▸ **Requirement**: Reproduce the data character for character, from its very first line through the line that contains "list-item-label: Storybooks <box>87", with both ends included.

▸ **Dataset records**:
--
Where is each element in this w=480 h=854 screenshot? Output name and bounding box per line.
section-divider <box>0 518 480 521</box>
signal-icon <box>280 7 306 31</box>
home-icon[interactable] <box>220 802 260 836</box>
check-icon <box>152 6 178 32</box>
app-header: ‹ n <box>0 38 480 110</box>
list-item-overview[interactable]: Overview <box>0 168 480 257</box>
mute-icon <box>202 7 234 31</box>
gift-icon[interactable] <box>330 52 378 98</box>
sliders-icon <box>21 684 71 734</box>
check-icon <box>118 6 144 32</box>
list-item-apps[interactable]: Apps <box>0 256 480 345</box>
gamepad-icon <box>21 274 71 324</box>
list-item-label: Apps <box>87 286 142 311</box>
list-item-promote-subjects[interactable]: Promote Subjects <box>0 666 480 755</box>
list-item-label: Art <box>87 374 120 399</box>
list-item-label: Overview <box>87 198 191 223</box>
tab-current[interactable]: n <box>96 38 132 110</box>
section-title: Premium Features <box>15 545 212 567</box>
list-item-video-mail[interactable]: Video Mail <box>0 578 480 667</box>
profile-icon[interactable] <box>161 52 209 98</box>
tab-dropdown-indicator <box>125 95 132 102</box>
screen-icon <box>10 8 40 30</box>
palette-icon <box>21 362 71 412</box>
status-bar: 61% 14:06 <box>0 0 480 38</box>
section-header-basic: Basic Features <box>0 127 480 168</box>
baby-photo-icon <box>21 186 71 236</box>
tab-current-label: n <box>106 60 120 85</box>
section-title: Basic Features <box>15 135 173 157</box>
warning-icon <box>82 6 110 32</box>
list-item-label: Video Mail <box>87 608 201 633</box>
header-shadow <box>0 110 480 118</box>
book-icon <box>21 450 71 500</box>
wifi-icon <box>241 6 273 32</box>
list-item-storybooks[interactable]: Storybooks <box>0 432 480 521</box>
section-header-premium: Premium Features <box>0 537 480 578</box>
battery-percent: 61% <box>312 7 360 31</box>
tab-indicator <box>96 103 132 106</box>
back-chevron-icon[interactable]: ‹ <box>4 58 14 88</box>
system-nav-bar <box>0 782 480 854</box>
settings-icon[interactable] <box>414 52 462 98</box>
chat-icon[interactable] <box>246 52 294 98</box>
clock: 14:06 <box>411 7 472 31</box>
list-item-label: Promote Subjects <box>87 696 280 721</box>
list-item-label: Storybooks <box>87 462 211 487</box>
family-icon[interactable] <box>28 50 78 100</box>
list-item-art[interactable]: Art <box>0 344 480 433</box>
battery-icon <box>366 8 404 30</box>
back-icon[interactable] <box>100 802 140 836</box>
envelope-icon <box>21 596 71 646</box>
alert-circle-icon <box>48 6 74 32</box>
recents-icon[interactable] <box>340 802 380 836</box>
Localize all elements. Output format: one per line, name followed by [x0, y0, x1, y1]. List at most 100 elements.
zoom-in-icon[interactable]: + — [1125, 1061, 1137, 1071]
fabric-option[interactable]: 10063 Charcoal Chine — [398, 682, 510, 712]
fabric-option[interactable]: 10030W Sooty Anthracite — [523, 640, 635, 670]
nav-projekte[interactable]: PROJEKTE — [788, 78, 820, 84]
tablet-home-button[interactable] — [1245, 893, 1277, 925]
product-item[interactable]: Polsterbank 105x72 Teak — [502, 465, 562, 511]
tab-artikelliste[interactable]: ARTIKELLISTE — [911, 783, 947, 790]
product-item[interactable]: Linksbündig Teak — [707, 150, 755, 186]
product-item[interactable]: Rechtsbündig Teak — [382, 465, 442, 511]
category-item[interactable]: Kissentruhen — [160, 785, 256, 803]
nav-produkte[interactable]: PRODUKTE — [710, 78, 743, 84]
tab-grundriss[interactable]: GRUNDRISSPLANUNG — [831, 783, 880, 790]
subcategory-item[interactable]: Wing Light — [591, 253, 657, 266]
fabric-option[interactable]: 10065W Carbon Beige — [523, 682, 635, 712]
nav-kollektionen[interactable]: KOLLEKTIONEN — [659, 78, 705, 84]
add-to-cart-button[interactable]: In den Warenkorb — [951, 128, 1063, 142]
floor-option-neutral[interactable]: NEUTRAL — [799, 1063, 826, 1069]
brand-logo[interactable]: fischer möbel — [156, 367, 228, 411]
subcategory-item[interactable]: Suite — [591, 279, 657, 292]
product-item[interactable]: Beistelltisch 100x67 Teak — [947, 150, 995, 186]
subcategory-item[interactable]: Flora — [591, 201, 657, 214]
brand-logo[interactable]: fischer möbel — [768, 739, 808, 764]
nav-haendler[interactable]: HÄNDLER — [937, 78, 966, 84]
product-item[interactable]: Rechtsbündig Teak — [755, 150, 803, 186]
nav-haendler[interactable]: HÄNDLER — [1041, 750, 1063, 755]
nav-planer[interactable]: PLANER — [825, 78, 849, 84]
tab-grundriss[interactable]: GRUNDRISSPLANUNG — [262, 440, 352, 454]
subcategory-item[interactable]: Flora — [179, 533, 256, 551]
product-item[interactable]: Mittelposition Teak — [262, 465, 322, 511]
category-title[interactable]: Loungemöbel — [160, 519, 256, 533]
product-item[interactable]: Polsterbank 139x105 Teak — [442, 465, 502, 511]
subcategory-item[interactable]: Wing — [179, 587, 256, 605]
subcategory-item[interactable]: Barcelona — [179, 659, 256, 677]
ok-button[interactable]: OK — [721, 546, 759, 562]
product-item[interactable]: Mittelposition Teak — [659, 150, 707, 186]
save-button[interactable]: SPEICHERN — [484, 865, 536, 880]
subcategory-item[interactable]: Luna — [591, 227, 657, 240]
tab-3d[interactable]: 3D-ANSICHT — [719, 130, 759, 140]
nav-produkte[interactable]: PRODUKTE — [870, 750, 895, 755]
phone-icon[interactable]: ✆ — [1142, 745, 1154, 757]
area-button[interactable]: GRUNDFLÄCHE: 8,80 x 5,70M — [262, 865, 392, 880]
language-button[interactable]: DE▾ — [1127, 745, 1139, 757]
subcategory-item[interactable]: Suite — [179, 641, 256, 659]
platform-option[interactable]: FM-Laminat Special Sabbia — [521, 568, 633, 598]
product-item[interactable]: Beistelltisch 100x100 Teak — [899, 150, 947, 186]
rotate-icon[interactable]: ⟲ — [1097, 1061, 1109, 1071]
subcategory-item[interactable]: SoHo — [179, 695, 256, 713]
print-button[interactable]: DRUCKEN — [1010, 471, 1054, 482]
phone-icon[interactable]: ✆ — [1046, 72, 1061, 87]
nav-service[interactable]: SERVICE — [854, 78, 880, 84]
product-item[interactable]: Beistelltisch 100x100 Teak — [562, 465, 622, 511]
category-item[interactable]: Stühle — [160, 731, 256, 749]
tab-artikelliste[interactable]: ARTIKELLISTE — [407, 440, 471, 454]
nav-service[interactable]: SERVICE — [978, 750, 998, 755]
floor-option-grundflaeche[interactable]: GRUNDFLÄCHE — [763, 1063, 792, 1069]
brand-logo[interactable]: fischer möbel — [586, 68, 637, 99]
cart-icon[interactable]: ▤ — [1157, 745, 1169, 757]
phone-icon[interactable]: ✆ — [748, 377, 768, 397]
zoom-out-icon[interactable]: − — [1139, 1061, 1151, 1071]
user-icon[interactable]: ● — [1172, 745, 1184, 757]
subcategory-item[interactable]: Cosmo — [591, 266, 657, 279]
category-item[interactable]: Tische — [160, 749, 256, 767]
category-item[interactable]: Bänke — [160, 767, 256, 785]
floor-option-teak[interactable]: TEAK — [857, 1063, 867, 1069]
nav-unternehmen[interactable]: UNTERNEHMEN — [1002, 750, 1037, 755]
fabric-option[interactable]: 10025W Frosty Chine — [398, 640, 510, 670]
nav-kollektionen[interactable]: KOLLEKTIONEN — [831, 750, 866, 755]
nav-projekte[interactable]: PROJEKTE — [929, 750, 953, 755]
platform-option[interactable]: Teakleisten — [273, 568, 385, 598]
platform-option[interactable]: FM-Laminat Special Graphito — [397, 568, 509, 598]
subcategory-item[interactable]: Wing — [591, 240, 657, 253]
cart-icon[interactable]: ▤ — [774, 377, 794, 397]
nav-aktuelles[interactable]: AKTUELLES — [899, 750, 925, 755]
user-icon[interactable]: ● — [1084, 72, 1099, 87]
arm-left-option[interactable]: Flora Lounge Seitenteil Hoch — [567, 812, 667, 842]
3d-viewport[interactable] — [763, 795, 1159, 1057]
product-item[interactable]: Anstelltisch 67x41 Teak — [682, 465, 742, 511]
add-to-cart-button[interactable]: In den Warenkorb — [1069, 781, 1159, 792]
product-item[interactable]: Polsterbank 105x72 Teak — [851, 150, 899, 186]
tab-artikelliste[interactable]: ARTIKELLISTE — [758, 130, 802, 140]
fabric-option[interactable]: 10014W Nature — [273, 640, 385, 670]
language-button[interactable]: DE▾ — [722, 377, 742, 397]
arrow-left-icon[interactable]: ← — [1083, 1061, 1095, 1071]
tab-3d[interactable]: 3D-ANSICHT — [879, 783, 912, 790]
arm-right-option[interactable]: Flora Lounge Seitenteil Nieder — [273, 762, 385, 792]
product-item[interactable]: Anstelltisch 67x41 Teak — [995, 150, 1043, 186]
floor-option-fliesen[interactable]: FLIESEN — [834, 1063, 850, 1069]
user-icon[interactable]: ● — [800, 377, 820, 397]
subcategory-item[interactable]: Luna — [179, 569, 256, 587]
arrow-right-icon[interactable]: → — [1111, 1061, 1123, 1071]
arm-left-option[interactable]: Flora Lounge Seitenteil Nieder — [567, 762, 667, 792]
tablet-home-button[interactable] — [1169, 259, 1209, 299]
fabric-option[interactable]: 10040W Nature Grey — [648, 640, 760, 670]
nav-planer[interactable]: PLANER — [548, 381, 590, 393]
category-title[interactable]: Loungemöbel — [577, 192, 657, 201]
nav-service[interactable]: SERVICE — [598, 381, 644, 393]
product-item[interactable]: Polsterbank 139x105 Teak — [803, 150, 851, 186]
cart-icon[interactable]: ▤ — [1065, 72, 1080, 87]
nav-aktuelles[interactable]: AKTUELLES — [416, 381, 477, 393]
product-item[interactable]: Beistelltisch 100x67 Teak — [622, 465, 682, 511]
--
▸ **Solution to this exercise**:
Where is each element in this w=480 h=854 screenshot? Output name and bounding box per line.
section-divider <box>0 518 480 521</box>
signal-icon <box>280 7 306 31</box>
home-icon[interactable] <box>220 802 260 836</box>
check-icon <box>152 6 178 32</box>
app-header: ‹ n <box>0 38 480 110</box>
list-item-overview[interactable]: Overview <box>0 168 480 257</box>
mute-icon <box>202 7 234 31</box>
gift-icon[interactable] <box>330 52 378 98</box>
sliders-icon <box>21 684 71 734</box>
check-icon <box>118 6 144 32</box>
list-item-apps[interactable]: Apps <box>0 256 480 345</box>
gamepad-icon <box>21 274 71 324</box>
list-item-label: Apps <box>87 286 142 311</box>
list-item-promote-subjects[interactable]: Promote Subjects <box>0 666 480 755</box>
list-item-label: Art <box>87 374 120 399</box>
list-item-label: Overview <box>87 198 191 223</box>
tab-current[interactable]: n <box>96 38 132 110</box>
section-title: Premium Features <box>15 545 212 567</box>
list-item-video-mail[interactable]: Video Mail <box>0 578 480 667</box>
profile-icon[interactable] <box>161 52 209 98</box>
tab-dropdown-indicator <box>125 95 132 102</box>
screen-icon <box>10 8 40 30</box>
palette-icon <box>21 362 71 412</box>
status-bar: 61% 14:06 <box>0 0 480 38</box>
section-header-basic: Basic Features <box>0 127 480 168</box>
baby-photo-icon <box>21 186 71 236</box>
tab-current-label: n <box>106 60 120 85</box>
section-title: Basic Features <box>15 135 173 157</box>
warning-icon <box>82 6 110 32</box>
list-item-label: Video Mail <box>87 608 201 633</box>
header-shadow <box>0 110 480 118</box>
book-icon <box>21 450 71 500</box>
wifi-icon <box>241 6 273 32</box>
list-item-storybooks[interactable]: Storybooks <box>0 432 480 521</box>
section-header-premium: Premium Features <box>0 537 480 578</box>
battery-percent: 61% <box>312 7 360 31</box>
tab-indicator <box>96 103 132 106</box>
back-chevron-icon[interactable]: ‹ <box>4 58 14 88</box>
system-nav-bar <box>0 782 480 854</box>
settings-icon[interactable] <box>414 52 462 98</box>
chat-icon[interactable] <box>246 52 294 98</box>
clock: 14:06 <box>411 7 472 31</box>
list-item-label: Promote Subjects <box>87 696 280 721</box>
list-item-label: Storybooks <box>87 462 211 487</box>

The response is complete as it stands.